* _YOUR OBJECTIVE_: In the material below, find every line with "двумя" and pull it out.

[Stored items]
++++
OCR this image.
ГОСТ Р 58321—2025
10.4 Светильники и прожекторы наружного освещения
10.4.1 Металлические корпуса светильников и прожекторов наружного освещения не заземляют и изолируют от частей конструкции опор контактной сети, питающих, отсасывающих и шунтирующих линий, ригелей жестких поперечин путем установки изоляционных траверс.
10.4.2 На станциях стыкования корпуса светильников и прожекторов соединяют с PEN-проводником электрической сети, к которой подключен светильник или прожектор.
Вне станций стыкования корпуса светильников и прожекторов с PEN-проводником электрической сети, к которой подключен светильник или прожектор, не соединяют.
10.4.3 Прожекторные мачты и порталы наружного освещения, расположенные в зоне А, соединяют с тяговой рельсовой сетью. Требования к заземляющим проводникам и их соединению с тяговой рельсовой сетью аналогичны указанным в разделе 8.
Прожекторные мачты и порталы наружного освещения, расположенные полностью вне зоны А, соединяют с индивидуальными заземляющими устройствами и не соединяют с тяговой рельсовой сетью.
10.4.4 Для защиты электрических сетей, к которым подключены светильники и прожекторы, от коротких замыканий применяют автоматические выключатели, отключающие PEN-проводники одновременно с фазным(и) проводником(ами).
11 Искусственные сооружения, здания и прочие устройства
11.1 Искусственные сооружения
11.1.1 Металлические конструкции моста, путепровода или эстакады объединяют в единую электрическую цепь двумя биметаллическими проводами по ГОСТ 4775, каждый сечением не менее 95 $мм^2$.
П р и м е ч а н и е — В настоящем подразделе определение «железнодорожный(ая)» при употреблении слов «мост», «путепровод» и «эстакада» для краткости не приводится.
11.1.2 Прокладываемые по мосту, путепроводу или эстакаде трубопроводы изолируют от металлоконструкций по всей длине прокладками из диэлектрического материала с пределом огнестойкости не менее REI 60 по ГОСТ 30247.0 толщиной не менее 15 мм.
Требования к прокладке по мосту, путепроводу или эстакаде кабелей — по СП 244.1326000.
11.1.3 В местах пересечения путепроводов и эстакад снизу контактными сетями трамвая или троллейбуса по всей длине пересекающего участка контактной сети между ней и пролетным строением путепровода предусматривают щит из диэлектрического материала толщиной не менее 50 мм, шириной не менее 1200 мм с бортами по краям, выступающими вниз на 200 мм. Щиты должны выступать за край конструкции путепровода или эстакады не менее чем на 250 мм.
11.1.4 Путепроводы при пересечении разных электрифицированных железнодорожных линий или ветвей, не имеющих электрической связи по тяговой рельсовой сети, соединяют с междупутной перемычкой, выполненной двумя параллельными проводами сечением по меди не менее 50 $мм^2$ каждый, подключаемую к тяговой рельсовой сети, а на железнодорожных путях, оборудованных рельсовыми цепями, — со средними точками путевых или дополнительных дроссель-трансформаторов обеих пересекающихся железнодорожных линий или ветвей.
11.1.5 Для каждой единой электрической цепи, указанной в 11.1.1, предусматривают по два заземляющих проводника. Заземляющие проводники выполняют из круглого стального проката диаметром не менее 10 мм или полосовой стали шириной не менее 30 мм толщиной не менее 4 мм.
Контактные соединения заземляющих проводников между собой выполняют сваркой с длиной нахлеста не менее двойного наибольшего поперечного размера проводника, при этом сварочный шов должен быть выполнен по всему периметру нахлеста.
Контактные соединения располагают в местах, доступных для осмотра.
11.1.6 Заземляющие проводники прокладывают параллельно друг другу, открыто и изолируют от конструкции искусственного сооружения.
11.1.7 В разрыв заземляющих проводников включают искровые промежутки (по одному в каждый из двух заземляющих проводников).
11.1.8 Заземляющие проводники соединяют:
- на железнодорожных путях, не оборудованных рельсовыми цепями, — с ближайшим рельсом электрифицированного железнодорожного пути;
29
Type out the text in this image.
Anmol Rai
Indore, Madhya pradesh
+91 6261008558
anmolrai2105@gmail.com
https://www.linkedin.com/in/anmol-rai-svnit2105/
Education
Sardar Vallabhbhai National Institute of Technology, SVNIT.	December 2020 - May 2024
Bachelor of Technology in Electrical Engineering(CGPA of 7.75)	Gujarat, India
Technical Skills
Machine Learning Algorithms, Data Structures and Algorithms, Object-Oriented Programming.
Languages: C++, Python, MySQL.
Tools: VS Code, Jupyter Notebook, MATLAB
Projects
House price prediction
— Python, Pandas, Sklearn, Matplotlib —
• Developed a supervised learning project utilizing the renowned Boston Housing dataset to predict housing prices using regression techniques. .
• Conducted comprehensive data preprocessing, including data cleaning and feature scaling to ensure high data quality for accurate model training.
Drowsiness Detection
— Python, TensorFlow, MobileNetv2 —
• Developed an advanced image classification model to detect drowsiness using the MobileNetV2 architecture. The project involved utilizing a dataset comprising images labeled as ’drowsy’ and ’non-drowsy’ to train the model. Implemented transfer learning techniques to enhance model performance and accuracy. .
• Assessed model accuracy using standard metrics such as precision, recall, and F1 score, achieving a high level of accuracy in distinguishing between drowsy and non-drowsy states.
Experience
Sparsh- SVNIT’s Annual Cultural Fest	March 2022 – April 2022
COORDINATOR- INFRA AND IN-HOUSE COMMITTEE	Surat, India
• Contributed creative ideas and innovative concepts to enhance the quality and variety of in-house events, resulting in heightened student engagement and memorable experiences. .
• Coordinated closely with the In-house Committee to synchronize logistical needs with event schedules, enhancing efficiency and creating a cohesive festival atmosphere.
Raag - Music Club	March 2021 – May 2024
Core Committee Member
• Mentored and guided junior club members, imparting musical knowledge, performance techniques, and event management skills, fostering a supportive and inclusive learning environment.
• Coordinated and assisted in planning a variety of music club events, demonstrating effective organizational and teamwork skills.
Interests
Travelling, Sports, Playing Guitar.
++++
* _TASK SOLUTION_:
11.1.1 Металлические конструкции моста, путепровода или эстакады объединяют в единую электрическую цепь двумя биметаллическими проводами по ГОСТ 4775, каждый сечением не менее 95 $мм^2$.
11.1.4 Путепроводы при пересечении разных электрифицированных железнодорожных линий или ветвей, не имеющих электрической связи по тяговой рельсовой сети, соединяют с междупутной перемычкой, выполненной двумя параллельными проводами сечением по меди не менее 50 $мм^2$ каждый, подключаемую к тяговой рельсовой сети, а на железнодорожных путях, оборудованных рельсовыми цепями, — со средними точками путевых или дополнительных дроссель-трансформаторов обеих пересекающихся железнодорожных линий или ветвей.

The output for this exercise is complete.